[Available records]
○ ○ ○

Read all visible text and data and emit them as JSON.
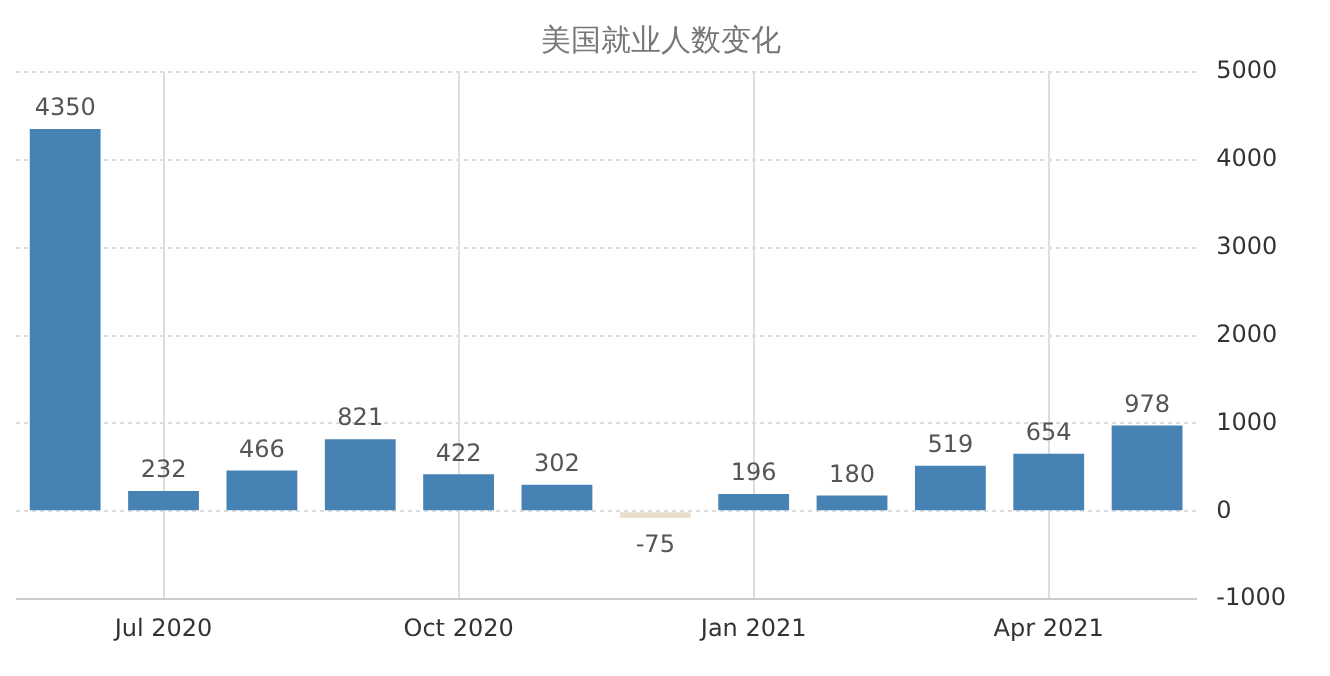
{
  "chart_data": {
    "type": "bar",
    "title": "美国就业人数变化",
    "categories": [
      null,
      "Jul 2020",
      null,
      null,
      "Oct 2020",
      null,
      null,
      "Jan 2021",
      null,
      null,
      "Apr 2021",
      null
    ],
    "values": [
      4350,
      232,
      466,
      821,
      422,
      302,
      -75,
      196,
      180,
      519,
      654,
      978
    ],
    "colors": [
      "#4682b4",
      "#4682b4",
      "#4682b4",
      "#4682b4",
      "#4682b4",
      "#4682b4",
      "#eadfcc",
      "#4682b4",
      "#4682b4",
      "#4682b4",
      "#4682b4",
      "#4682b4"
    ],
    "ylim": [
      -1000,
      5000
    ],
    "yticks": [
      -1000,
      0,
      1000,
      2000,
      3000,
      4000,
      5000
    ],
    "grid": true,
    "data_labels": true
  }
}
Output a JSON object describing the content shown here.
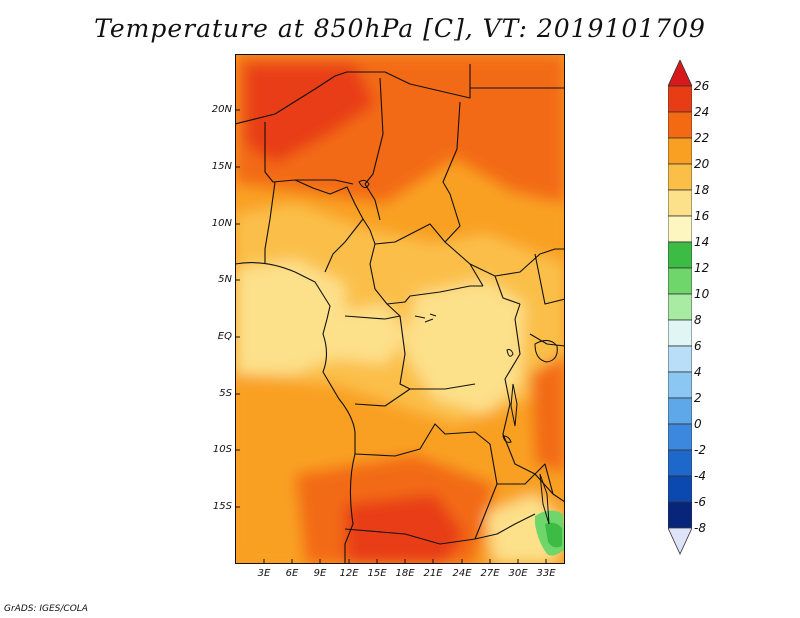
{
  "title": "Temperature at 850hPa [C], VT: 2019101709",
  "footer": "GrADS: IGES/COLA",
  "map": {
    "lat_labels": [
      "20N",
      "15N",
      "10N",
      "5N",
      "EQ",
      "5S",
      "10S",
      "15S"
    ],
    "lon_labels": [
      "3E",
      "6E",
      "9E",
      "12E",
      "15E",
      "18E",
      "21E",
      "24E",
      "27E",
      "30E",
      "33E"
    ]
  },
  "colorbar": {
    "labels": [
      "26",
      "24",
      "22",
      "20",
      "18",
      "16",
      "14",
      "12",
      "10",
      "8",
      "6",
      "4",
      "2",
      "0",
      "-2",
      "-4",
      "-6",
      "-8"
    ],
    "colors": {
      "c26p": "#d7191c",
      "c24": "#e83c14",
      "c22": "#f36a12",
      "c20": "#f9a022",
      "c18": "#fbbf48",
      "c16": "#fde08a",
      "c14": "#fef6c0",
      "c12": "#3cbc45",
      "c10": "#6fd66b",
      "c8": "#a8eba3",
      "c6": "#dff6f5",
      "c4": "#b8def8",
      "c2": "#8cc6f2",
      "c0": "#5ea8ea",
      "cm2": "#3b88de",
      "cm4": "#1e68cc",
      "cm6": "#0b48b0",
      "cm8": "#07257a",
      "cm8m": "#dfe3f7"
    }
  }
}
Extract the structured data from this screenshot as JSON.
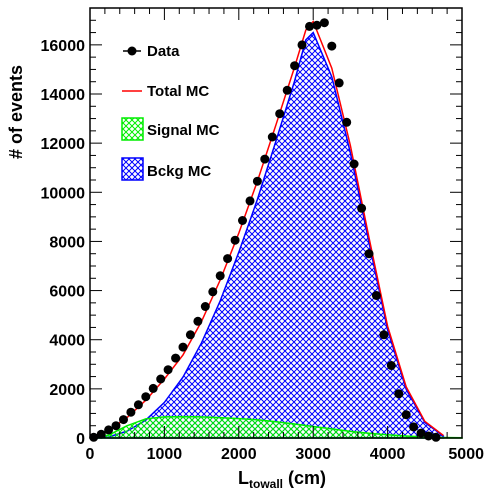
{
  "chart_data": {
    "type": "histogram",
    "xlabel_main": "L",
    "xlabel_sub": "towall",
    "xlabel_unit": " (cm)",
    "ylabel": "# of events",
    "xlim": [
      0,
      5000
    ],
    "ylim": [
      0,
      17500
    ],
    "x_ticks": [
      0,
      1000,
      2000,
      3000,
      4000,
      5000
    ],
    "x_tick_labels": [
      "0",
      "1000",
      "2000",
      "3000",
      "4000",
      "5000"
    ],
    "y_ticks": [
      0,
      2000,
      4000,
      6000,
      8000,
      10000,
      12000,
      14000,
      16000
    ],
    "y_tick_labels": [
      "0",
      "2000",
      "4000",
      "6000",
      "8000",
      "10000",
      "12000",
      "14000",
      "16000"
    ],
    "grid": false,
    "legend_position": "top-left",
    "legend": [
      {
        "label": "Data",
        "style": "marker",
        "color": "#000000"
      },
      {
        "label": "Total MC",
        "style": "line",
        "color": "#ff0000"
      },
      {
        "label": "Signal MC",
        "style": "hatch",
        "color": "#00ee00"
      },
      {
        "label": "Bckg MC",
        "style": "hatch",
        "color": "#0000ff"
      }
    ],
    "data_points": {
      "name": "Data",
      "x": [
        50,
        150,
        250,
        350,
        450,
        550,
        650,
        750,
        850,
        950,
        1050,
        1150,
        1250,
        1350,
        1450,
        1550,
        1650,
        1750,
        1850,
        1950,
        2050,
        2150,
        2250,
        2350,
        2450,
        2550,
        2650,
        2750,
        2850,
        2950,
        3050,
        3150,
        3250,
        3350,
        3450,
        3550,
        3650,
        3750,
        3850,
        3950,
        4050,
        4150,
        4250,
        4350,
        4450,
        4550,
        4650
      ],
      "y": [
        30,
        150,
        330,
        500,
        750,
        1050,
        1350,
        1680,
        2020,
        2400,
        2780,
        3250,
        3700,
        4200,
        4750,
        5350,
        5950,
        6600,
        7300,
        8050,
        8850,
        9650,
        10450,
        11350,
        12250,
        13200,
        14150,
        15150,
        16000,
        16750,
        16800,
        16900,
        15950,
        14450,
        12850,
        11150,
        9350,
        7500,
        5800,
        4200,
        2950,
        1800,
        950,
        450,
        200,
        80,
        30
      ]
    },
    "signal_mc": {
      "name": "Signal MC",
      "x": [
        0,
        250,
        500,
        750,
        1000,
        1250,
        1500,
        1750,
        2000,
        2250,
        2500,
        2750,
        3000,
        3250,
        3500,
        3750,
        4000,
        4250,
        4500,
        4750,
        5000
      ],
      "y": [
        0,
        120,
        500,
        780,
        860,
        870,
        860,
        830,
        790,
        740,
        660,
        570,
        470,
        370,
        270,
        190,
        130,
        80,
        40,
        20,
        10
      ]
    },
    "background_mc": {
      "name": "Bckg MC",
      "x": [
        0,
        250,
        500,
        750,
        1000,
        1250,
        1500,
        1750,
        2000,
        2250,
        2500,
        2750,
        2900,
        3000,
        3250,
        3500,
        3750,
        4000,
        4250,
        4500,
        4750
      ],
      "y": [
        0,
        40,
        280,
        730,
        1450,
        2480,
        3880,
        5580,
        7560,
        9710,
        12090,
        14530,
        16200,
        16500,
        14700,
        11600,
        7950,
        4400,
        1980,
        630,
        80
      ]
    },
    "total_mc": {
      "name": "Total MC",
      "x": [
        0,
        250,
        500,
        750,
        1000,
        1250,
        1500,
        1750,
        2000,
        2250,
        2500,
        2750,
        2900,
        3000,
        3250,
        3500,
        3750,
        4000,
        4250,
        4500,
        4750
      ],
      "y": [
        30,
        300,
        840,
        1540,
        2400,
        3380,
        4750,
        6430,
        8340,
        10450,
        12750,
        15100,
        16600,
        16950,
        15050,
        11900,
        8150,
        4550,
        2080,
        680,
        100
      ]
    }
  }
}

○ ○ ○

[Problem description]
Exclude the images, then output the data above word for word.

[Finished task]
Read all visible text and data and emit them as JSON.
{
  "chart_data": {
    "type": "bar",
    "title": "美国就业人数变化",
    "categories": [
      null,
      "Jul 2020",
      null,
      null,
      "Oct 2020",
      null,
      null,
      "Jan 2021",
      null,
      null,
      "Apr 2021",
      null
    ],
    "values": [
      4350,
      232,
      466,
      821,
      422,
      302,
      -75,
      196,
      180,
      519,
      654,
      978
    ],
    "colors": [
      "#4682b4",
      "#4682b4",
      "#4682b4",
      "#4682b4",
      "#4682b4",
      "#4682b4",
      "#eadfcc",
      "#4682b4",
      "#4682b4",
      "#4682b4",
      "#4682b4",
      "#4682b4"
    ],
    "ylim": [
      -1000,
      5000
    ],
    "yticks": [
      -1000,
      0,
      1000,
      2000,
      3000,
      4000,
      5000
    ],
    "grid": true,
    "data_labels": true
  }
}
Output a JSON object describing the content shown here.
{
  "title": "Temperature at 850hPa [C], VT: 2019101709",
  "footer": "GrADS: IGES/COLA",
  "map": {
    "lat_labels": [
      "20N",
      "15N",
      "10N",
      "5N",
      "EQ",
      "5S",
      "10S",
      "15S"
    ],
    "lon_labels": [
      "3E",
      "6E",
      "9E",
      "12E",
      "15E",
      "18E",
      "21E",
      "24E",
      "27E",
      "30E",
      "33E"
    ]
  },
  "colorbar": {
    "labels": [
      "26",
      "24",
      "22",
      "20",
      "18",
      "16",
      "14",
      "12",
      "10",
      "8",
      "6",
      "4",
      "2",
      "0",
      "-2",
      "-4",
      "-6",
      "-8"
    ],
    "colors": {
      "c26p": "#d7191c",
      "c24": "#e83c14",
      "c22": "#f36a12",
      "c20": "#f9a022",
      "c18": "#fbbf48",
      "c16": "#fde08a",
      "c14": "#fef6c0",
      "c12": "#3cbc45",
      "c10": "#6fd66b",
      "c8": "#a8eba3",
      "c6": "#dff6f5",
      "c4": "#b8def8",
      "c2": "#8cc6f2",
      "c0": "#5ea8ea",
      "cm2": "#3b88de",
      "cm4": "#1e68cc",
      "cm6": "#0b48b0",
      "cm8": "#07257a",
      "cm8m": "#dfe3f7"
    }
  }
}
Extract the structured data from this screenshot as JSON.
{
  "chart_data": {
    "type": "histogram",
    "xlabel_main": "L",
    "xlabel_sub": "towall",
    "xlabel_unit": " (cm)",
    "ylabel": "# of events",
    "xlim": [
      0,
      5000
    ],
    "ylim": [
      0,
      17500
    ],
    "x_ticks": [
      0,
      1000,
      2000,
      3000,
      4000,
      5000
    ],
    "x_tick_labels": [
      "0",
      "1000",
      "2000",
      "3000",
      "4000",
      "5000"
    ],
    "y_ticks": [
      0,
      2000,
      4000,
      6000,
      8000,
      10000,
      12000,
      14000,
      16000
    ],
    "y_tick_labels": [
      "0",
      "2000",
      "4000",
      "6000",
      "8000",
      "10000",
      "12000",
      "14000",
      "16000"
    ],
    "grid": false,
    "legend_position": "top-left",
    "legend": [
      {
        "label": "Data",
        "style": "marker",
        "color": "#000000"
      },
      {
        "label": "Total MC",
        "style": "line",
        "color": "#ff0000"
      },
      {
        "label": "Signal MC",
        "style": "hatch",
        "color": "#00ee00"
      },
      {
        "label": "Bckg MC",
        "style": "hatch",
        "color": "#0000ff"
      }
    ],
    "data_points": {
      "name": "Data",
      "x": [
        50,
        150,
        250,
        350,
        450,
        550,
        650,
        750,
        850,
        950,
        1050,
        1150,
        1250,
        1350,
        1450,
        1550,
        1650,
        1750,
        1850,
        1950,
        2050,
        2150,
        2250,
        2350,
        2450,
        2550,
        2650,
        2750,
        2850,
        2950,
        3050,
        3150,
        3250,
        3350,
        3450,
        3550,
        3650,
        3750,
        3850,
        3950,
        4050,
        4150,
        4250,
        4350,
        4450,
        4550,
        4650
      ],
      "y": [
        30,
        150,
        330,
        500,
        750,
        1050,
        1350,
        1680,
        2020,
        2400,
        2780,
        3250,
        3700,
        4200,
        4750,
        5350,
        5950,
        6600,
        7300,
        8050,
        8850,
        9650,
        10450,
        11350,
        12250,
        13200,
        14150,
        15150,
        16000,
        16750,
        16800,
        16900,
        15950,
        14450,
        12850,
        11150,
        9350,
        7500,
        5800,
        4200,
        2950,
        1800,
        950,
        450,
        200,
        80,
        30
      ]
    },
    "signal_mc": {
      "name": "Signal MC",
      "x": [
        0,
        250,
        500,
        750,
        1000,
        1250,
        1500,
        1750,
        2000,
        2250,
        2500,
        2750,
        3000,
        3250,
        3500,
        3750,
        4000,
        4250,
        4500,
        4750,
        5000
      ],
      "y": [
        0,
        120,
        500,
        780,
        860,
        870,
        860,
        830,
        790,
        740,
        660,
        570,
        470,
        370,
        270,
        190,
        130,
        80,
        40,
        20,
        10
      ]
    },
    "background_mc": {
      "name": "Bckg MC",
      "x": [
        0,
        250,
        500,
        750,
        1000,
        1250,
        1500,
        1750,
        2000,
        2250,
        2500,
        2750,
        2900,
        3000,
        3250,
        3500,
        3750,
        4000,
        4250,
        4500,
        4750
      ],
      "y": [
        0,
        40,
        280,
        730,
        1450,
        2480,
        3880,
        5580,
        7560,
        9710,
        12090,
        14530,
        16200,
        16500,
        14700,
        11600,
        7950,
        4400,
        1980,
        630,
        80
      ]
    },
    "total_mc": {
      "name": "Total MC",
      "x": [
        0,
        250,
        500,
        750,
        1000,
        1250,
        1500,
        1750,
        2000,
        2250,
        2500,
        2750,
        2900,
        3000,
        3250,
        3500,
        3750,
        4000,
        4250,
        4500,
        4750
      ],
      "y": [
        30,
        300,
        840,
        1540,
        2400,
        3380,
        4750,
        6430,
        8340,
        10450,
        12750,
        15100,
        16600,
        16950,
        15050,
        11900,
        8150,
        4550,
        2080,
        680,
        100
      ]
    }
  }
}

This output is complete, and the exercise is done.